- [Data]:
-------------------------

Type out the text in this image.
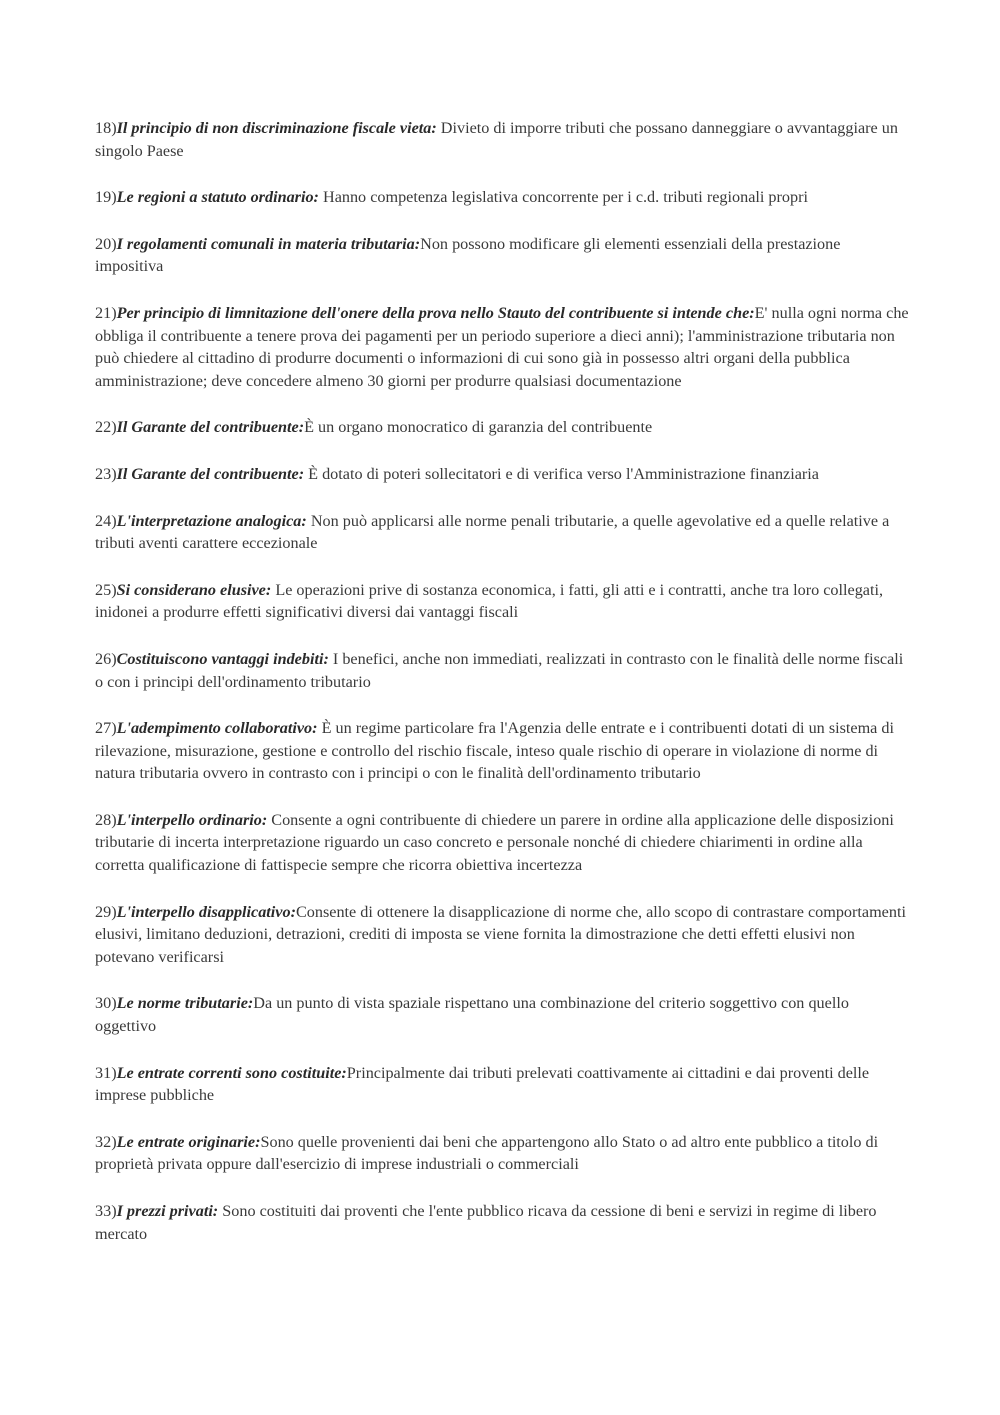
18)Il principio di non discriminazione fiscale vieta: Divieto di imporre tributi che possano danneggiare o avvantaggiare un singolo Paese

19)Le regioni a statuto ordinario: Hanno competenza legislativa concorrente per i c.d. tributi regionali propri

20)I regolamenti comunali in materia tributaria:Non possono modificare gli elementi essenziali della prestazione impositiva

21)Per principio di limnitazione dell'onere della prova nello Stauto del contribuente si intende che:E' nulla ogni norma che obbliga il contribuente a tenere prova dei pagamenti per un periodo superiore a dieci anni); l'amministrazione tributaria non può chiedere al cittadino di produrre documenti o informazioni di cui sono già in possesso altri organi della pubblica amministrazione; deve concedere almeno 30 giorni per produrre qualsiasi documentazione

22)Il Garante del contribuente:È un organo monocratico di garanzia del contribuente

23)Il Garante del contribuente: È dotato di poteri sollecitatori e di verifica verso l'Amministrazione finanziaria

24)L'interpretazione analogica: Non può applicarsi alle norme penali tributarie, a quelle agevolative ed a quelle relative a tributi aventi carattere eccezionale

25)Si considerano elusive: Le operazioni prive di sostanza economica, i fatti, gli atti e i contratti, anche tra loro collegati, inidonei a produrre effetti significativi diversi dai vantaggi fiscali

26)Costituiscono vantaggi indebiti: I benefici, anche non immediati, realizzati in contrasto con le finalità delle norme fiscali o con i principi dell'ordinamento tributario

27)L'adempimento collaborativo: È un regime particolare fra l'Agenzia delle entrate e i contribuenti dotati di un sistema di rilevazione, misurazione, gestione e controllo del rischio fiscale, inteso quale rischio di operare in violazione di norme di natura tributaria ovvero in contrasto con i principi o con le finalità dell'ordinamento tributario

28)L'interpello ordinario: Consente a ogni contribuente di chiedere un parere in ordine alla applicazione delle disposizioni tributarie di incerta interpretazione riguardo un caso concreto e personale nonché di chiedere chiarimenti in ordine alla corretta qualificazione di fattispecie sempre che ricorra obiettiva incertezza

29)L'interpello disapplicativo:Consente di ottenere la disapplicazione di norme che, allo scopo di contrastare comportamenti elusivi, limitano deduzioni, detrazioni, crediti di imposta se viene fornita la dimostrazione che detti effetti elusivi non potevano verificarsi

30)Le norme tributarie:Da un punto di vista spaziale rispettano una combinazione del criterio soggettivo con quello oggettivo

31)Le entrate correnti sono costituite:Principalmente dai tributi prelevati coattivamente ai cittadini e dai proventi delle imprese pubbliche

32)Le entrate originarie:Sono quelle provenienti dai beni che appartengono allo Stato o ad altro ente pubblico a titolo di proprietà privata oppure dall'esercizio di imprese industriali o commerciali

33)I prezzi privati: Sono costituiti dai proventi che l'ente pubblico ricava da cessione di beni e servizi in regime di libero mercato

-------------------------

- [What to produce]: Using the material above, return every line exactly as it appears, minus the pictures.

- [Answer to the exercise]:
Type out the text in this image.
18)Il principio di non discriminazione fiscale vieta: Divieto di imporre tributi che possano danneggiare o avvantaggiare un singolo Paese

19)Le regioni a statuto ordinario: Hanno competenza legislativa concorrente per i c.d. tributi regionali propri

20)I regolamenti comunali in materia tributaria:Non possono modificare gli elementi essenziali della prestazione impositiva

21)Per principio di limnitazione dell'onere della prova nello Stauto del contribuente si intende che:E' nulla ogni norma che obbliga il contribuente a tenere prova dei pagamenti per un periodo superiore a dieci anni); l'amministrazione tributaria non può chiedere al cittadino di produrre documenti o informazioni di cui sono già in possesso altri organi della pubblica amministrazione; deve concedere almeno 30 giorni per produrre qualsiasi documentazione

22)Il Garante del contribuente:È un organo monocratico di garanzia del contribuente

23)Il Garante del contribuente: È dotato di poteri sollecitatori e di verifica verso l'Amministrazione finanziaria

24)L'interpretazione analogica: Non può applicarsi alle norme penali tributarie, a quelle agevolative ed a quelle relative a tributi aventi carattere eccezionale

25)Si considerano elusive: Le operazioni prive di sostanza economica, i fatti, gli atti e i contratti, anche tra loro collegati, inidonei a produrre effetti significativi diversi dai vantaggi fiscali

26)Costituiscono vantaggi indebiti: I benefici, anche non immediati, realizzati in contrasto con le finalità delle norme fiscali o con i principi dell'ordinamento tributario

27)L'adempimento collaborativo: È un regime particolare fra l'Agenzia delle entrate e i contribuenti dotati di un sistema di rilevazione, misurazione, gestione e controllo del rischio fiscale, inteso quale rischio di operare in violazione di norme di natura tributaria ovvero in contrasto con i principi o con le finalità dell'ordinamento tributario

28)L'interpello ordinario: Consente a ogni contribuente di chiedere un parere in ordine alla applicazione delle disposizioni tributarie di incerta interpretazione riguardo un caso concreto e personale nonché di chiedere chiarimenti in ordine alla corretta qualificazione di fattispecie sempre che ricorra obiettiva incertezza

29)L'interpello disapplicativo:Consente di ottenere la disapplicazione di norme che, allo scopo di contrastare comportamenti elusivi, limitano deduzioni, detrazioni, crediti di imposta se viene fornita la dimostrazione che detti effetti elusivi non potevano verificarsi

30)Le norme tributarie:Da un punto di vista spaziale rispettano una combinazione del criterio soggettivo con quello oggettivo

31)Le entrate correnti sono costituite:Principalmente dai tributi prelevati coattivamente ai cittadini e dai proventi delle imprese pubbliche

32)Le entrate originarie:Sono quelle provenienti dai beni che appartengono allo Stato o ad altro ente pubblico a titolo di proprietà privata oppure dall'esercizio di imprese industriali o commerciali

33)I prezzi privati: Sono costituiti dai proventi che l'ente pubblico ricava da cessione di beni e servizi in regime di libero mercato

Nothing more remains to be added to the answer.